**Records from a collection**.
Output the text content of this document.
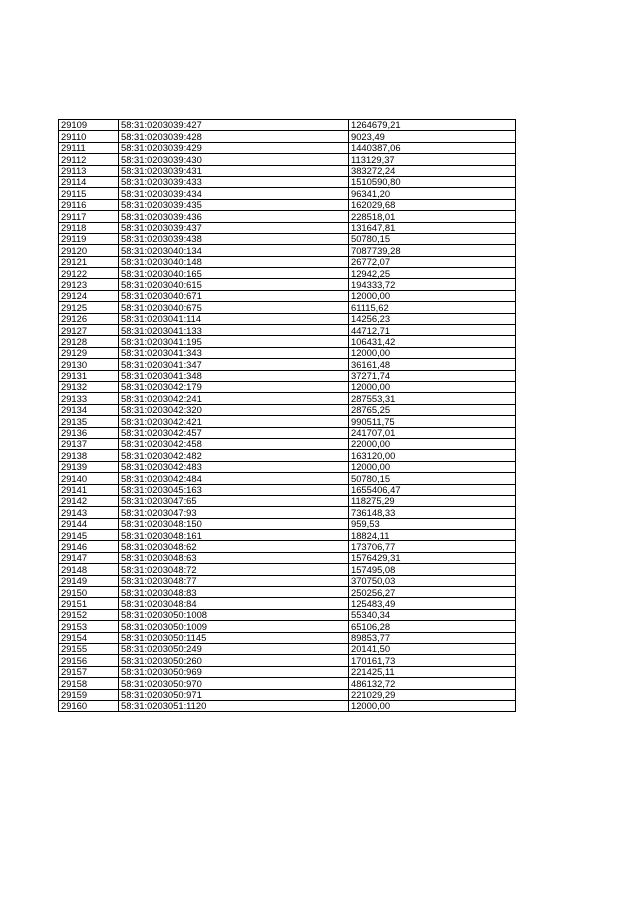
29109	58:31:0203039:427	1264679,21
29110	58:31:0203039:428	9023,49
29111	58:31:0203039:429	1440387,06
29112	58:31:0203039:430	113129,37
29113	58:31:0203039:431	383272,24
29114	58:31:0203039:433	1510590,80
29115	58:31:0203039:434	96341,20
29116	58:31:0203039:435	162029,68
29117	58:31:0203039:436	228518,01
29118	58:31:0203039:437	131647,81
29119	58:31:0203039:438	50780,15
29120	58:31:0203040:134	7087739,28
29121	58:31:0203040:148	26772,07
29122	58:31:0203040:165	12942,25
29123	58:31:0203040:615	194333,72
29124	58:31:0203040:671	12000,00
29125	58:31:0203040:675	61115,62
29126	58:31:0203041:114	14256,23
29127	58:31:0203041:133	44712,71
29128	58:31:0203041:195	106431,42
29129	58:31:0203041:343	12000,00
29130	58:31:0203041:347	36161,48
29131	58:31:0203041:348	37271,74
29132	58:31:0203042:179	12000,00
29133	58:31:0203042:241	287553,31
29134	58:31:0203042:320	28765,25
29135	58:31:0203042:421	990511,75
29136	58:31:0203042:457	241707,01
29137	58:31:0203042:458	22000,00
29138	58:31:0203042:482	163120,00
29139	58:31:0203042:483	12000,00
29140	58:31:0203042:484	50780,15
29141	58:31:0203045:163	1655406,47
29142	58:31:0203047:65	118275,29
29143	58:31:0203047:93	736148,33
29144	58:31:0203048:150	959,53
29145	58:31:0203048:161	18824,11
29146	58:31:0203048:62	173706,77
29147	58:31:0203048:63	1576429,31
29148	58:31:0203048:72	157495,08
29149	58:31:0203048:77	370750,03
29150	58:31:0203048:83	250256,27
29151	58:31:0203048:84	125483,49
29152	58:31:0203050:1008	55340,34
29153	58:31:0203050:1009	65106,28
29154	58:31:0203050:1145	89853,77
29155	58:31:0203050:249	20141,50
29156	58:31:0203050:260	170161,73
29157	58:31:0203050:969	221425,11
29158	58:31:0203050:970	486132,72
29159	58:31:0203050:971	221029,29
29160	58:31:0203051:1120	12000,00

**Exercise task**.
Return all of the entries word for word, but omit the pictures.

**Solution to the problem**.
Output the text content of this document.
29109	58:31:0203039:427	1264679,21
29110	58:31:0203039:428	9023,49
29111	58:31:0203039:429	1440387,06
29112	58:31:0203039:430	113129,37
29113	58:31:0203039:431	383272,24
29114	58:31:0203039:433	1510590,80
29115	58:31:0203039:434	96341,20
29116	58:31:0203039:435	162029,68
29117	58:31:0203039:436	228518,01
29118	58:31:0203039:437	131647,81
29119	58:31:0203039:438	50780,15
29120	58:31:0203040:134	7087739,28
29121	58:31:0203040:148	26772,07
29122	58:31:0203040:165	12942,25
29123	58:31:0203040:615	194333,72
29124	58:31:0203040:671	12000,00
29125	58:31:0203040:675	61115,62
29126	58:31:0203041:114	14256,23
29127	58:31:0203041:133	44712,71
29128	58:31:0203041:195	106431,42
29129	58:31:0203041:343	12000,00
29130	58:31:0203041:347	36161,48
29131	58:31:0203041:348	37271,74
29132	58:31:0203042:179	12000,00
29133	58:31:0203042:241	287553,31
29134	58:31:0203042:320	28765,25
29135	58:31:0203042:421	990511,75
29136	58:31:0203042:457	241707,01
29137	58:31:0203042:458	22000,00
29138	58:31:0203042:482	163120,00
29139	58:31:0203042:483	12000,00
29140	58:31:0203042:484	50780,15
29141	58:31:0203045:163	1655406,47
29142	58:31:0203047:65	118275,29
29143	58:31:0203047:93	736148,33
29144	58:31:0203048:150	959,53
29145	58:31:0203048:161	18824,11
29146	58:31:0203048:62	173706,77
29147	58:31:0203048:63	1576429,31
29148	58:31:0203048:72	157495,08
29149	58:31:0203048:77	370750,03
29150	58:31:0203048:83	250256,27
29151	58:31:0203048:84	125483,49
29152	58:31:0203050:1008	55340,34
29153	58:31:0203050:1009	65106,28
29154	58:31:0203050:1145	89853,77
29155	58:31:0203050:249	20141,50
29156	58:31:0203050:260	170161,73
29157	58:31:0203050:969	221425,11
29158	58:31:0203050:970	486132,72
29159	58:31:0203050:971	221029,29
29160	58:31:0203051:1120	12000,00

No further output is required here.